— START OF Records for this exercise —

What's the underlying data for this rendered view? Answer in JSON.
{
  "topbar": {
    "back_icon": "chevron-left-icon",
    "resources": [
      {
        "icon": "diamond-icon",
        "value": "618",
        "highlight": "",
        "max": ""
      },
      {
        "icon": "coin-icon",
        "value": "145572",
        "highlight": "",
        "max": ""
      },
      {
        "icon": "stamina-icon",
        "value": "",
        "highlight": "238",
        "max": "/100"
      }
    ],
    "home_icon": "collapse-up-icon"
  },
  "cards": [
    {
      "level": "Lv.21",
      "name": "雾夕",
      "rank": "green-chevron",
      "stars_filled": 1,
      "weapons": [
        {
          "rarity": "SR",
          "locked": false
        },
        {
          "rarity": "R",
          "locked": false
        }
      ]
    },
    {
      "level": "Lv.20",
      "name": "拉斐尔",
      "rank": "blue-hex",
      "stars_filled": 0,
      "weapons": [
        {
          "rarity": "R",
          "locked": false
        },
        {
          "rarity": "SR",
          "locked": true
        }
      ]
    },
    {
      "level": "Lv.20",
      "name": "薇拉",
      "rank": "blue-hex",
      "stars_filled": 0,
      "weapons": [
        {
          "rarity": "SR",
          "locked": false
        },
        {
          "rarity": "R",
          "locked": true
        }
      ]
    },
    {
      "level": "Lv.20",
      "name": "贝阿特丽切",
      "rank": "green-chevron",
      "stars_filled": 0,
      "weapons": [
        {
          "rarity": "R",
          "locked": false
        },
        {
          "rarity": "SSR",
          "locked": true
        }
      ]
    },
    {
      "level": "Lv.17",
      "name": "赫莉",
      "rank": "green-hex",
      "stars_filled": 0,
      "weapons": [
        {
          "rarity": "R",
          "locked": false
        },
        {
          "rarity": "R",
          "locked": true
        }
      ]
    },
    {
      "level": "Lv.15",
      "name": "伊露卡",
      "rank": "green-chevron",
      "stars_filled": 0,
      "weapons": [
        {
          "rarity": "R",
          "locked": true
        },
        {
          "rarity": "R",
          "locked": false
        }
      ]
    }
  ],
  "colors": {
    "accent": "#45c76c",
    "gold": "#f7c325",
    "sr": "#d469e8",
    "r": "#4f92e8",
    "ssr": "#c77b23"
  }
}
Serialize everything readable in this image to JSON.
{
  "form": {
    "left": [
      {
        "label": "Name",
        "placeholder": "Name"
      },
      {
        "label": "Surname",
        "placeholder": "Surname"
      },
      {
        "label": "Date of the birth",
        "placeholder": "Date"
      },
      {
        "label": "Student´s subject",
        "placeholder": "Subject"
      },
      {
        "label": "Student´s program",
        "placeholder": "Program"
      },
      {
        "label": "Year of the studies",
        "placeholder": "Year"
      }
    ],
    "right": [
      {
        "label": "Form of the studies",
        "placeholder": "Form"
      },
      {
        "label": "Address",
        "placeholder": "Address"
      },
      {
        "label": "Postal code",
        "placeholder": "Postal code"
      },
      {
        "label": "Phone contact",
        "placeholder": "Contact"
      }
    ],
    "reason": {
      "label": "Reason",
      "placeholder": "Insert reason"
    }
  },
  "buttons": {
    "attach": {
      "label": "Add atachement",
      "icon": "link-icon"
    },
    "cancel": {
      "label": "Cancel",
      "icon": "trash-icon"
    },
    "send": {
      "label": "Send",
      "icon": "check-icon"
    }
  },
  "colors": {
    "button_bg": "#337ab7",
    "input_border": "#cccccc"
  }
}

— END OF Records for this exercise —

### Problem
Can you reproduce all the material exactly?

### Output for this exercise
What's the underlying data for this rendered view? Answer in JSON.
{
  "topbar": {
    "back_icon": "chevron-left-icon",
    "resources": [
      {
        "icon": "diamond-icon",
        "value": "618",
        "highlight": "",
        "max": ""
      },
      {
        "icon": "coin-icon",
        "value": "145572",
        "highlight": "",
        "max": ""
      },
      {
        "icon": "stamina-icon",
        "value": "",
        "highlight": "238",
        "max": "/100"
      }
    ],
    "home_icon": "collapse-up-icon"
  },
  "cards": [
    {
      "level": "Lv.21",
      "name": "雾夕",
      "rank": "green-chevron",
      "stars_filled": 1,
      "weapons": [
        {
          "rarity": "SR",
          "locked": false
        },
        {
          "rarity": "R",
          "locked": false
        }
      ]
    },
    {
      "level": "Lv.20",
      "name": "拉斐尔",
      "rank": "blue-hex",
      "stars_filled": 0,
      "weapons": [
        {
          "rarity": "R",
          "locked": false
        },
        {
          "rarity": "SR",
          "locked": true
        }
      ]
    },
    {
      "level": "Lv.20",
      "name": "薇拉",
      "rank": "blue-hex",
      "stars_filled": 0,
      "weapons": [
        {
          "rarity": "SR",
          "locked": false
        },
        {
          "rarity": "R",
          "locked": true
        }
      ]
    },
    {
      "level": "Lv.20",
      "name": "贝阿特丽切",
      "rank": "green-chevron",
      "stars_filled": 0,
      "weapons": [
        {
          "rarity": "R",
          "locked": false
        },
        {
          "rarity": "SSR",
          "locked": true
        }
      ]
    },
    {
      "level": "Lv.17",
      "name": "赫莉",
      "rank": "green-hex",
      "stars_filled": 0,
      "weapons": [
        {
          "rarity": "R",
          "locked": false
        },
        {
          "rarity": "R",
          "locked": true
        }
      ]
    },
    {
      "level": "Lv.15",
      "name": "伊露卡",
      "rank": "green-chevron",
      "stars_filled": 0,
      "weapons": [
        {
          "rarity": "R",
          "locked": true
        },
        {
          "rarity": "R",
          "locked": false
        }
      ]
    }
  ],
  "colors": {
    "accent": "#45c76c",
    "gold": "#f7c325",
    "sr": "#d469e8",
    "r": "#4f92e8",
    "ssr": "#c77b23"
  }
}
Serialize everything readable in this image to JSON.
{
  "form": {
    "left": [
      {
        "label": "Name",
        "placeholder": "Name"
      },
      {
        "label": "Surname",
        "placeholder": "Surname"
      },
      {
        "label": "Date of the birth",
        "placeholder": "Date"
      },
      {
        "label": "Student´s subject",
        "placeholder": "Subject"
      },
      {
        "label": "Student´s program",
        "placeholder": "Program"
      },
      {
        "label": "Year of the studies",
        "placeholder": "Year"
      }
    ],
    "right": [
      {
        "label": "Form of the studies",
        "placeholder": "Form"
      },
      {
        "label": "Address",
        "placeholder": "Address"
      },
      {
        "label": "Postal code",
        "placeholder": "Postal code"
      },
      {
        "label": "Phone contact",
        "placeholder": "Contact"
      }
    ],
    "reason": {
      "label": "Reason",
      "placeholder": "Insert reason"
    }
  },
  "buttons": {
    "attach": {
      "label": "Add atachement",
      "icon": "link-icon"
    },
    "cancel": {
      "label": "Cancel",
      "icon": "trash-icon"
    },
    "send": {
      "label": "Send",
      "icon": "check-icon"
    }
  },
  "colors": {
    "button_bg": "#337ab7",
    "input_border": "#cccccc"
  }
}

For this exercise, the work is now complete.